▸ Exercise description
Repeat each record below exactly, dropping the pictures.

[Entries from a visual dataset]
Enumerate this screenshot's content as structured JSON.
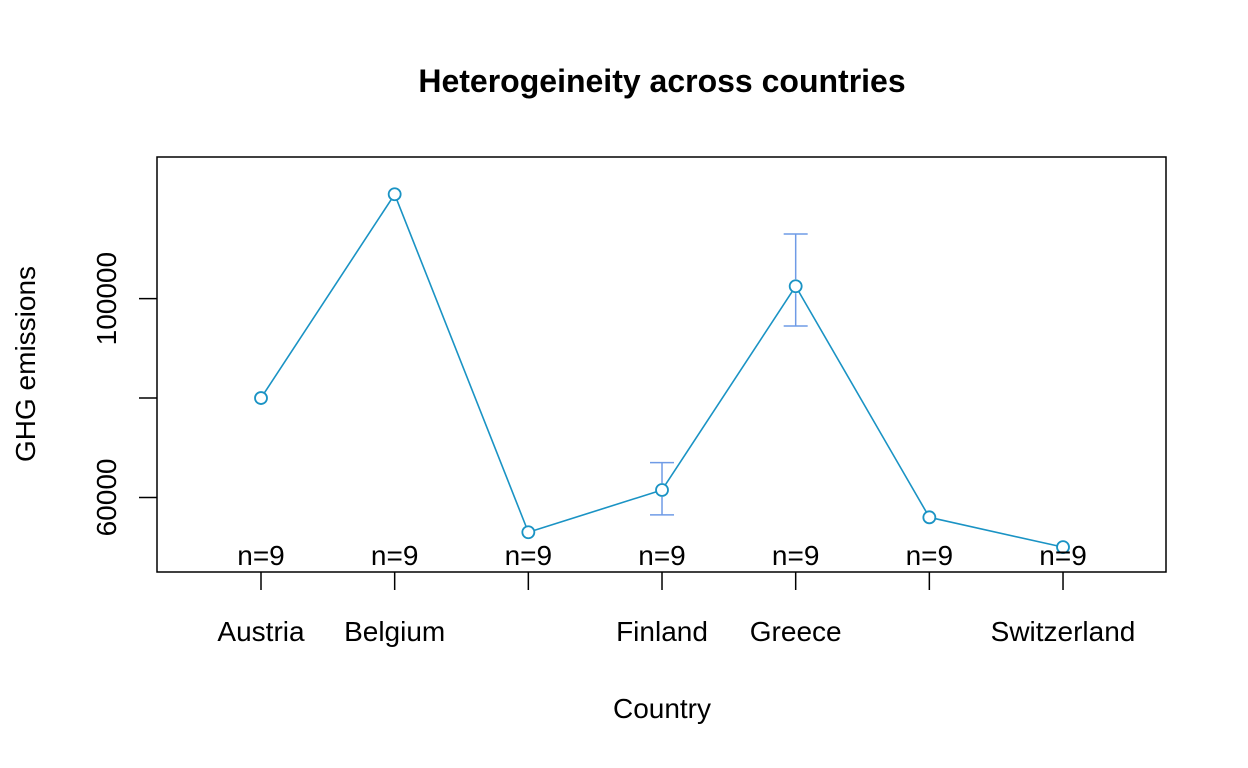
{
  "chart_data": {
    "type": "line",
    "title": "Heterogeineity across countries",
    "xlabel": "Country",
    "ylabel": "GHG emissions",
    "categories": [
      "Austria",
      "Belgium",
      "",
      "Finland",
      "Greece",
      "",
      "Switzerland"
    ],
    "series": [
      {
        "values": [
          80000,
          121000,
          53000,
          61500,
          102500,
          56000,
          50000
        ],
        "error_upper": [
          80000,
          121000,
          53000,
          67000,
          113000,
          56000,
          50000
        ],
        "error_lower": [
          80000,
          121000,
          53000,
          56500,
          94500,
          56000,
          50000
        ]
      }
    ],
    "n_labels": [
      "n=9",
      "n=9",
      "n=9",
      "n=9",
      "n=9",
      "n=9",
      "n=9"
    ],
    "yticks": [
      60000,
      100000
    ],
    "ylim": [
      45000,
      128500
    ],
    "grid": false,
    "colors": {
      "line": "#1a93c4",
      "error_bar": "#6f9be6",
      "axis": "#000000"
    }
  }
}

▸ Reply to the task
Enumerate this screenshot's content as structured JSON.
{
  "chart_data": {
    "type": "line",
    "title": "Heterogeineity across countries",
    "xlabel": "Country",
    "ylabel": "GHG emissions",
    "categories": [
      "Austria",
      "Belgium",
      "",
      "Finland",
      "Greece",
      "",
      "Switzerland"
    ],
    "series": [
      {
        "values": [
          80000,
          121000,
          53000,
          61500,
          102500,
          56000,
          50000
        ],
        "error_upper": [
          80000,
          121000,
          53000,
          67000,
          113000,
          56000,
          50000
        ],
        "error_lower": [
          80000,
          121000,
          53000,
          56500,
          94500,
          56000,
          50000
        ]
      }
    ],
    "n_labels": [
      "n=9",
      "n=9",
      "n=9",
      "n=9",
      "n=9",
      "n=9",
      "n=9"
    ],
    "yticks": [
      60000,
      100000
    ],
    "ylim": [
      45000,
      128500
    ],
    "grid": false,
    "colors": {
      "line": "#1a93c4",
      "error_bar": "#6f9be6",
      "axis": "#000000"
    }
  }
}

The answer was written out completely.